# DATA SUPPLIED
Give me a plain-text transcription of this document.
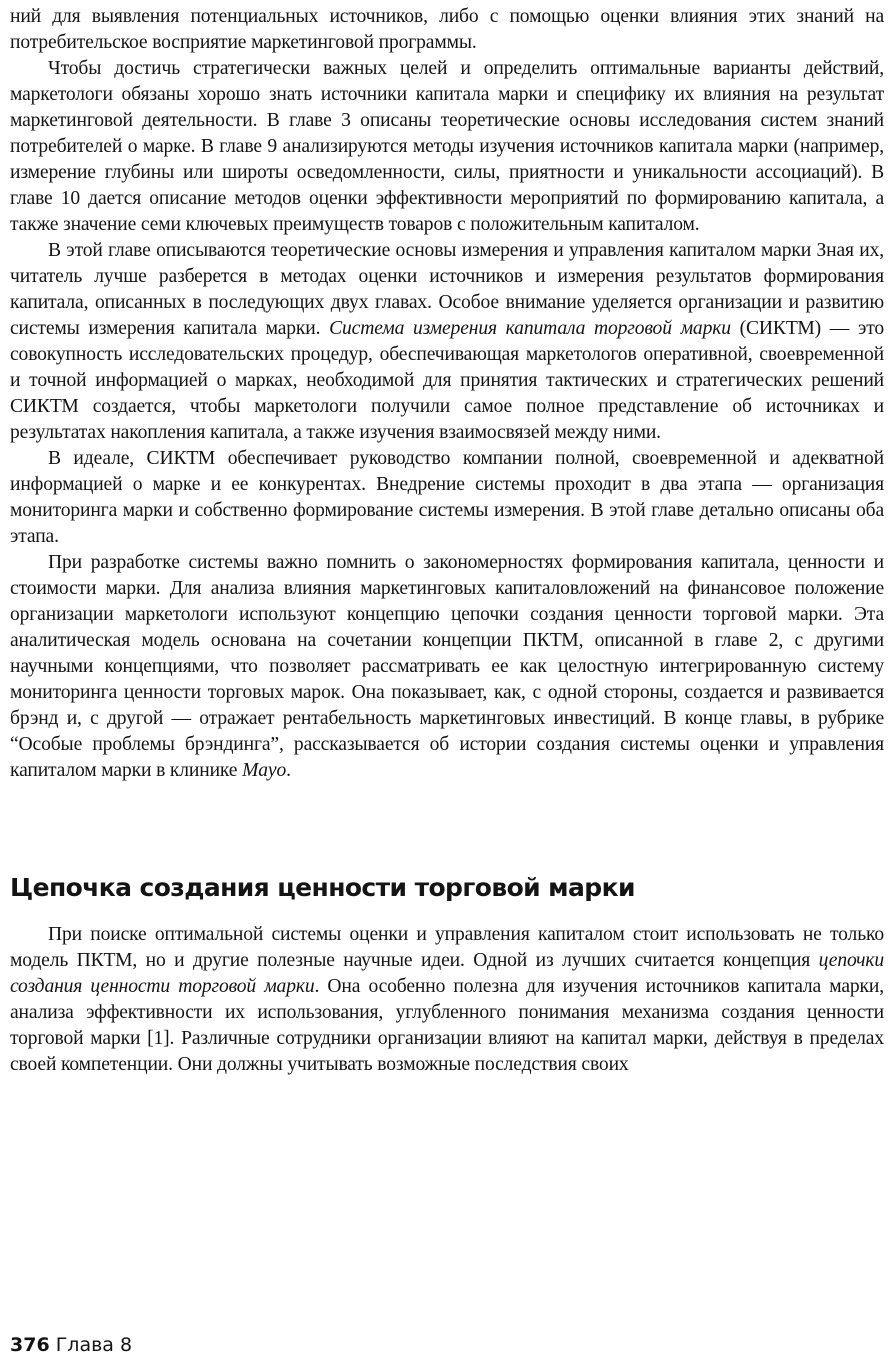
ний для выявления потенциальных источников, либо с помощью оценки влияния этих знаний на потребительское восприятие маркетинговой программы.

Чтобы достичь стратегически важных целей и определить оптимальные варианты действий, маркетологи обязаны хорошо знать источники капитала марки и специфику их влияния на результат маркетинговой деятельности. В главе 3 описаны теоретические основы исследования систем знаний потребителей о марке. В главе 9 анализируются методы изучения источников капитала марки (например, измерение глубины или широты осведомленности, силы, приятности и уникальности ассоциаций). В главе 10 дается описание методов оценки эффективности мероприятий по формированию капитала, а также значение семи ключевых преимуществ товаров с положительным капиталом.

В этой главе описываются теоретические основы измерения и управления капиталом марки Зная их, читатель лучше разберется в методах оценки источников и измерения результатов формирования капитала, описанных в последующих двух главах. Особое внимание уделяется организации и развитию системы измерения капитала марки. Система измерения капитала торговой марки (СИКТМ) — это совокупность исследовательских процедур, обеспечивающая маркетологов оперативной, своевременной и точной информацией о марках, необходимой для принятия тактических и стратегических решений СИКТМ создается, чтобы маркетологи получили самое полное представление об источниках и результатах накопления капитала, а также изучения взаимосвязей между ними.

В идеале, СИКТМ обеспечивает руководство компании полной, своевременной и адекватной информацией о марке и ее конкурентах. Внедрение системы проходит в два этапа — организация мониторинга марки и собственно формирование системы измерения. В этой главе детально описаны оба этапа.

При разработке системы важно помнить о закономерностях формирования капитала, ценности и стоимости марки. Для анализа влияния маркетинговых капиталовложений на финансовое положение организации маркетологи используют концепцию цепочки создания ценности торговой марки. Эта аналитическая модель основана на сочетании концепции ПКТМ, описанной в главе 2, с другими научными концепциями, что позволяет рассматривать ее как целостную интегрированную систему мониторинга ценности торговых марок. Она показывает, как, с одной стороны, создается и развивается брэнд и, с другой — отражает рентабельность маркетинговых инвестиций. В конце главы, в рубрике “Особые проблемы брэндинга”, рассказывается об истории создания системы оценки и управления капиталом марки в клинике Mayo.

Цепочка создания ценности торговой марки

При поиске оптимальной системы оценки и управления капиталом стоит использовать не только модель ПКТМ, но и другие полезные научные идеи. Одной из лучших считается концепция цепочки создания ценности торговой марки. Она особенно полезна для изучения источников капитала марки, анализа эффективности их использования, углубленного понимания механизма создания ценности торговой марки [1]. Различные сотрудники организации влияют на капитал марки, действуя в пределах своей компетенции. Они должны учитывать возможные последствия своих

376 Глава 8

# TO DO
Leave the pictures out, and print every line of the listing exactly as written.

# CORRECT OUTPUT
Give me a plain-text transcription of this document.
ний для выявления потенциальных источников, либо с помощью оценки влияния этих знаний на потребительское восприятие маркетинговой программы.

Чтобы достичь стратегически важных целей и определить оптимальные варианты действий, маркетологи обязаны хорошо знать источники капитала марки и специфику их влияния на результат маркетинговой деятельности. В главе 3 описаны теоретические основы исследования систем знаний потребителей о марке. В главе 9 анализируются методы изучения источников капитала марки (например, измерение глубины или широты осведомленности, силы, приятности и уникальности ассоциаций). В главе 10 дается описание методов оценки эффективности мероприятий по формированию капитала, а также значение семи ключевых преимуществ товаров с положительным капиталом.

В этой главе описываются теоретические основы измерения и управления капиталом марки Зная их, читатель лучше разберется в методах оценки источников и измерения результатов формирования капитала, описанных в последующих двух главах. Особое внимание уделяется организации и развитию системы измерения капитала марки. Система измерения капитала торговой марки (СИКТМ) — это совокупность исследовательских процедур, обеспечивающая маркетологов оперативной, своевременной и точной информацией о марках, необходимой для принятия тактических и стратегических решений СИКТМ создается, чтобы маркетологи получили самое полное представление об источниках и результатах накопления капитала, а также изучения взаимосвязей между ними.

В идеале, СИКТМ обеспечивает руководство компании полной, своевременной и адекватной информацией о марке и ее конкурентах. Внедрение системы проходит в два этапа — организация мониторинга марки и собственно формирование системы измерения. В этой главе детально описаны оба этапа.

При разработке системы важно помнить о закономерностях формирования капитала, ценности и стоимости марки. Для анализа влияния маркетинговых капиталовложений на финансовое положение организации маркетологи используют концепцию цепочки создания ценности торговой марки. Эта аналитическая модель основана на сочетании концепции ПКТМ, описанной в главе 2, с другими научными концепциями, что позволяет рассматривать ее как целостную интегрированную систему мониторинга ценности торговых марок. Она показывает, как, с одной стороны, создается и развивается брэнд и, с другой — отражает рентабельность маркетинговых инвестиций. В конце главы, в рубрике “Особые проблемы брэндинга”, рассказывается об истории создания системы оценки и управления капиталом марки в клинике Mayo.

Цепочка создания ценности торговой марки

При поиске оптимальной системы оценки и управления капиталом стоит использовать не только модель ПКТМ, но и другие полезные научные идеи. Одной из лучших считается концепция цепочки создания ценности торговой марки. Она особенно полезна для изучения источников капитала марки, анализа эффективности их использования, углубленного понимания механизма создания ценности торговой марки [1]. Различные сотрудники организации влияют на капитал марки, действуя в пределах своей компетенции. Они должны учитывать возможные последствия своих

376 Глава 8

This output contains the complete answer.